(Extracted records)
►
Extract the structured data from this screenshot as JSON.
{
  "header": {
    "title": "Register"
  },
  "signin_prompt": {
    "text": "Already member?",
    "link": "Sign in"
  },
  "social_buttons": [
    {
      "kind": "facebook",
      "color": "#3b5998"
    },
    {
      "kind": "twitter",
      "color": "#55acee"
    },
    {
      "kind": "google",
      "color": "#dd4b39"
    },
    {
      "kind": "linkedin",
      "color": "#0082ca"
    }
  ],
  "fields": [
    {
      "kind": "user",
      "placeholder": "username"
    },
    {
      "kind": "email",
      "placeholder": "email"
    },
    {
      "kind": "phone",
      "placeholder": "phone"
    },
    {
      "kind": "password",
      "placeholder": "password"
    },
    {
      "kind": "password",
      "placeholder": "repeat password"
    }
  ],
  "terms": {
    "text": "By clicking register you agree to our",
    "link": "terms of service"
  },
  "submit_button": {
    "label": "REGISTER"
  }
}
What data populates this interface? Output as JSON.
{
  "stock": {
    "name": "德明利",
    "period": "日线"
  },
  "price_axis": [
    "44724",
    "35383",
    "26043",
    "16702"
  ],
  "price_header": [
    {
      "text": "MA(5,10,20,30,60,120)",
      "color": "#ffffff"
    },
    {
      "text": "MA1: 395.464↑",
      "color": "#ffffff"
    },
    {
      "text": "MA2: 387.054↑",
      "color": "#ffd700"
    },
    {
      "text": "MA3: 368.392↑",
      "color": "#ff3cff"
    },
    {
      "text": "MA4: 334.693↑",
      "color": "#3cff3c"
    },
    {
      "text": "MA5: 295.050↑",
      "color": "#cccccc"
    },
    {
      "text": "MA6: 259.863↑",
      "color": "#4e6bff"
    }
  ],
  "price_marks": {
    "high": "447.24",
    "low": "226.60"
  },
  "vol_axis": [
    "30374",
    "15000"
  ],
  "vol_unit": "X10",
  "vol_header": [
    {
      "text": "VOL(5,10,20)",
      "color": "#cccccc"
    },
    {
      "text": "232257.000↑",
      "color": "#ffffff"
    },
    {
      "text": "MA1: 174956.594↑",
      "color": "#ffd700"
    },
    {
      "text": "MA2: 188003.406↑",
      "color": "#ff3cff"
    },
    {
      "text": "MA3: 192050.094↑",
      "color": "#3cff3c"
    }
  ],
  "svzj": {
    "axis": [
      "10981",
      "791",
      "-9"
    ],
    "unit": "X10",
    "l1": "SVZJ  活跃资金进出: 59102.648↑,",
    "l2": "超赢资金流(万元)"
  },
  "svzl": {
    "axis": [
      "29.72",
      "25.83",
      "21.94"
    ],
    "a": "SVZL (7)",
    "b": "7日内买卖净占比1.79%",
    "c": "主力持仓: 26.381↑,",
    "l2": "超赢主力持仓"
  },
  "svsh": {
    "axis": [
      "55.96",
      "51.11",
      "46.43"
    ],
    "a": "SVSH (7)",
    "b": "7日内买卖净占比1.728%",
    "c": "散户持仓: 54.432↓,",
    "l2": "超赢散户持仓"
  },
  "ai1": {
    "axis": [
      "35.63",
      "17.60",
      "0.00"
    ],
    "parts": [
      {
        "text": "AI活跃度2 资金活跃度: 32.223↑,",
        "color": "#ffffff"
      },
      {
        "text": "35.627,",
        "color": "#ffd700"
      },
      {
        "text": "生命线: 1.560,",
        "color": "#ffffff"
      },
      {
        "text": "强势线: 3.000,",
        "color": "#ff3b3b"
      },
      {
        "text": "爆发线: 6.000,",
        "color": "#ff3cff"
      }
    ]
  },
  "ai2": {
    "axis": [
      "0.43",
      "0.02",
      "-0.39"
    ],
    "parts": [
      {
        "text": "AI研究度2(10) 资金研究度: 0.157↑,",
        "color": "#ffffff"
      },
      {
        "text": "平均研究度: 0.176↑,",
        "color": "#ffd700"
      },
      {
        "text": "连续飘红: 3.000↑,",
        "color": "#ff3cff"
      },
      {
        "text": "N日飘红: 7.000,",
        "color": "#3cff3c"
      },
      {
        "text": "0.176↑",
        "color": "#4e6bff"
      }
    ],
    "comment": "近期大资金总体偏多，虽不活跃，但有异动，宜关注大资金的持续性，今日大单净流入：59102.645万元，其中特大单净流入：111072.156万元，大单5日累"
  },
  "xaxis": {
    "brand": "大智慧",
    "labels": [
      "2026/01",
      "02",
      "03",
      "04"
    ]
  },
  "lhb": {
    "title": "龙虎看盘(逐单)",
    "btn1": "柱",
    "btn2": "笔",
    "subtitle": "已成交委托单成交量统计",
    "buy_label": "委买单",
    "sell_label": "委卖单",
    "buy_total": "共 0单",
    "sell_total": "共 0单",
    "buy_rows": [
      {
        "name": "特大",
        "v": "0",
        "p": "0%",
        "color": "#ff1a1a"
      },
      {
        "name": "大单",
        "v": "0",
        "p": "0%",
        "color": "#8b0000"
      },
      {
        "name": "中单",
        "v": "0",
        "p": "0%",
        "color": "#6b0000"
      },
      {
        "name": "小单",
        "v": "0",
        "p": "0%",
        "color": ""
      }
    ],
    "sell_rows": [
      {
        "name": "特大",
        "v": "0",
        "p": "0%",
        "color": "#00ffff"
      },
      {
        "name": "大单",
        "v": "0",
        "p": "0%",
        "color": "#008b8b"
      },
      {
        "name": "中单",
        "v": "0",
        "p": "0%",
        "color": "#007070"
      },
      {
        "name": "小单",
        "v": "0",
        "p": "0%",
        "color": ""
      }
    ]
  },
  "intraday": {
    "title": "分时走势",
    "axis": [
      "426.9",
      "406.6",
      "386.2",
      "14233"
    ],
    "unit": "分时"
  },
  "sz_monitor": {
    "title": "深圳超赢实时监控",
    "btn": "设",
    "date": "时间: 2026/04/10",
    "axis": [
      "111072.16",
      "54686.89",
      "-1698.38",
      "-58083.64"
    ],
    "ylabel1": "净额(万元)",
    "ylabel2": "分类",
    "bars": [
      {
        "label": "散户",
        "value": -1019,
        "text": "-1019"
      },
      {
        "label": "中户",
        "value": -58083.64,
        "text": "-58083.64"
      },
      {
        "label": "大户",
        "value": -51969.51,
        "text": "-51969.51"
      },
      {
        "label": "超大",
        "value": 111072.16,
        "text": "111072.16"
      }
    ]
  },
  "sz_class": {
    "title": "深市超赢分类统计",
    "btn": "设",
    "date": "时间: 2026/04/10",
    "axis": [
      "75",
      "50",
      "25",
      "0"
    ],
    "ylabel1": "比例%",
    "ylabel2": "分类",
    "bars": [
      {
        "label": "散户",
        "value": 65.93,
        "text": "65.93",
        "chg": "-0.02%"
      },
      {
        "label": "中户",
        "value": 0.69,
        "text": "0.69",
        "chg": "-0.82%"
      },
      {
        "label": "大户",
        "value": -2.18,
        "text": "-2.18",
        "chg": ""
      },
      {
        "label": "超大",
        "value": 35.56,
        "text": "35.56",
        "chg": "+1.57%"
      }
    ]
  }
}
◄
Task to carry out: Your answer should be a single number: the count of lines containing the word "data".

Task answer: 2